● SET TASK
In the entries below, how many lines hold the string "this"? Give only the number.

--------------------------------

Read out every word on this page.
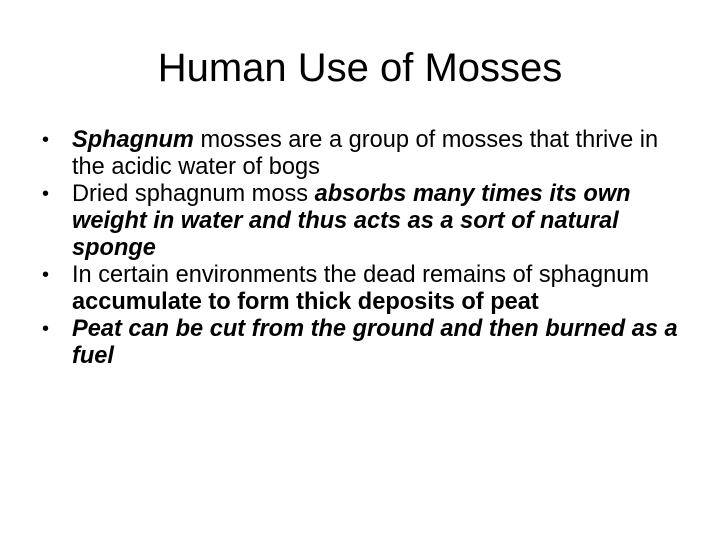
Human Use of Mosses
• Sphagnum mosses are a group of mosses that thrive in the acidic water of bogs
• Dried sphagnum moss absorbs many times its own weight in water and thus acts as a sort of natural sponge
• In certain environments the dead remains of sphagnum accumulate to form thick deposits of peat
• Peat can be cut from the ground and then burned as a fuel
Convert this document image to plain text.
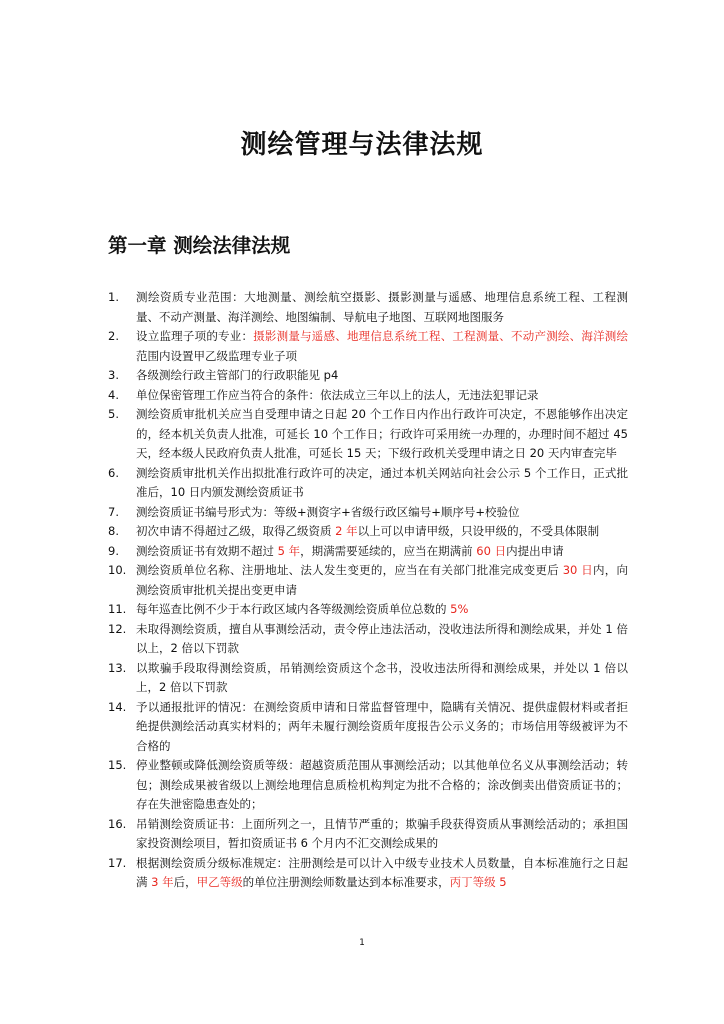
测绘管理与法律法规
第一章 测绘法律法规
1. 测绘资质专业范围：大地测量、测绘航空摄影、摄影测量与遥感、地理信息系统工程、工程测量、不动产测量、海洋测绘、地图编制、导航电子地图、互联网地图服务
2. 设立监理子项的专业：摄影测量与遥感、地理信息系统工程、工程测量、不动产测绘、海洋测绘范围内设置甲乙级监理专业子项
3. 各级测绘行政主管部门的行政职能见 p4
4. 单位保密管理工作应当符合的条件：依法成立三年以上的法人，无违法犯罪记录
5. 测绘资质审批机关应当自受理申请之日起 20 个工作日内作出行政许可决定，不恩能够作出决定的，经本机关负责人批准，可延长 10 个工作日；行政许可采用统一办理的，办理时间不超过 45 天，经本级人民政府负责人批准，可延长 15 天；下级行政机关受理申请之日 20 天内审查完毕
6. 测绘资质审批机关作出拟批准行政许可的决定，通过本机关网站向社会公示 5 个工作日，正式批准后，10 日内颁发测绘资质证书
7. 测绘资质证书编号形式为：等级+测资字+省级行政区编号+顺序号+校验位
8. 初次申请不得超过乙级，取得乙级资质 2 年以上可以申请甲级，只设甲级的，不受具体限制
9. 测绘资质证书有效期不超过 5 年，期满需要延续的，应当在期满前 60 日内提出申请
10. 测绘资质单位名称、注册地址、法人发生变更的，应当在有关部门批准完成变更后 30 日内，向测绘资质审批机关提出变更申请
11. 每年巡查比例不少于本行政区域内各等级测绘资质单位总数的 5%
12. 未取得测绘资质，擅自从事测绘活动，责令停止违法活动，没收违法所得和测绘成果，并处 1 倍以上，2 倍以下罚款
13. 以欺骗手段取得测绘资质，吊销测绘资质这个念书，没收违法所得和测绘成果，并处以 1 倍以上，2 倍以下罚款
14. 予以通报批评的情况：在测绘资质申请和日常监督管理中，隐瞒有关情况、提供虚假材料或者拒绝提供测绘活动真实材料的；两年未履行测绘资质年度报告公示义务的；市场信用等级被评为不合格的
15. 停业整顿或降低测绘资质等级：超越资质范围从事测绘活动；以其他单位名义从事测绘活动；转包；测绘成果被省级以上测绘地理信息质检机构判定为批不合格的；涂改倒卖出借资质证书的；存在失泄密隐患查处的；
16. 吊销测绘资质证书：上面所列之一，且情节严重的；欺骗手段获得资质从事测绘活动的；承担国家投资测绘项目，暂扣资质证书 6 个月内不汇交测绘成果的
17. 根据测绘资质分级标准规定：注册测绘是可以计入中级专业技术人员数量，自本标准施行之日起满 3 年后，甲乙等级的单位注册测绘师数量达到本标准要求，丙丁等级 5
1
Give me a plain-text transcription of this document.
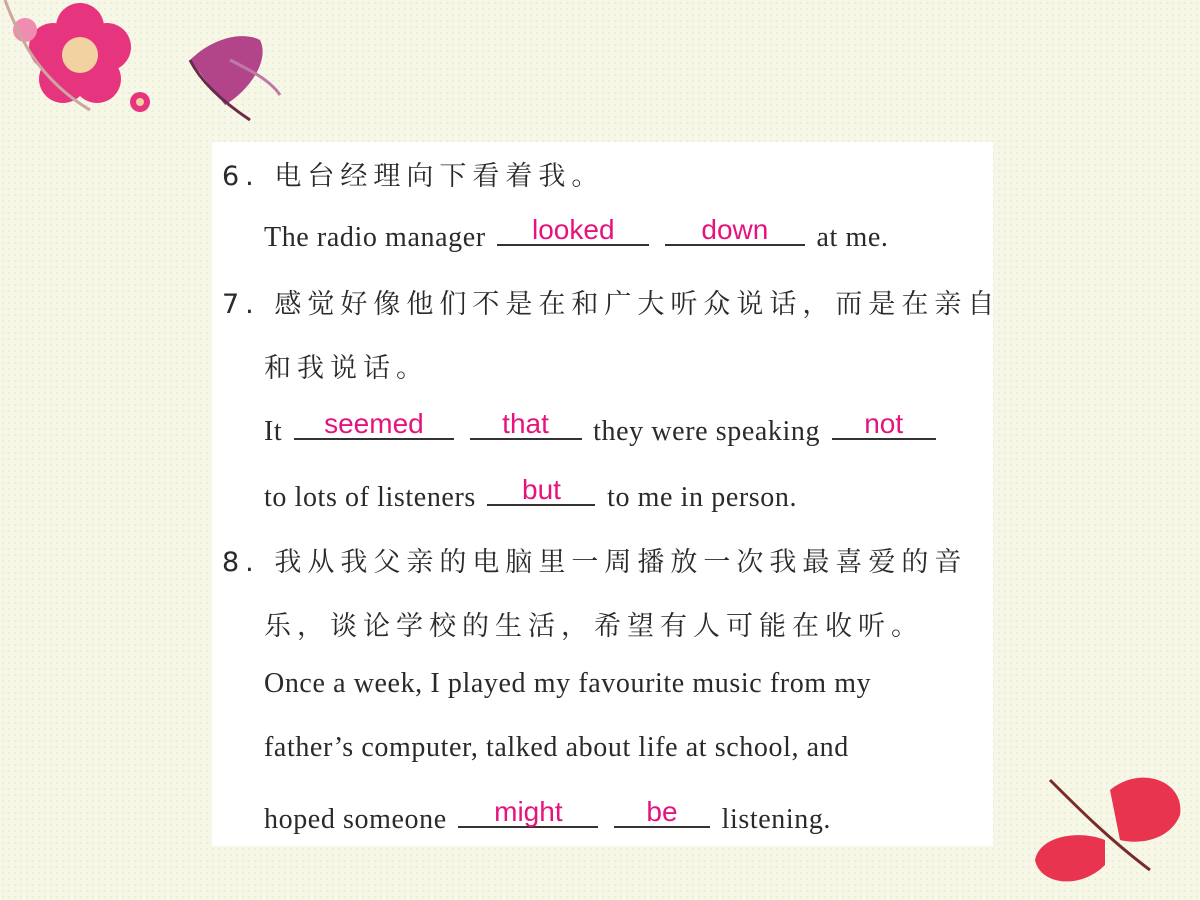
6. 电台经理向下看着我。
The radio manager	looked
	down	at me.
7. 感觉好像他们不是在和广大听众说话，而是在亲自
和我说话。
It	seemed
	that	they were speaking	not
to lots of listeners	but	to me in person.
8. 我从我父亲的电脑里一周播放一次我最喜爱的音
乐，谈论学校的生活，希望有人可能在收听。
Once a week, I played my favourite music from my
father’s computer, talked about life at school, and
hoped someone	might
	be	listening.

--------------------------------

● FINAL RESULT
3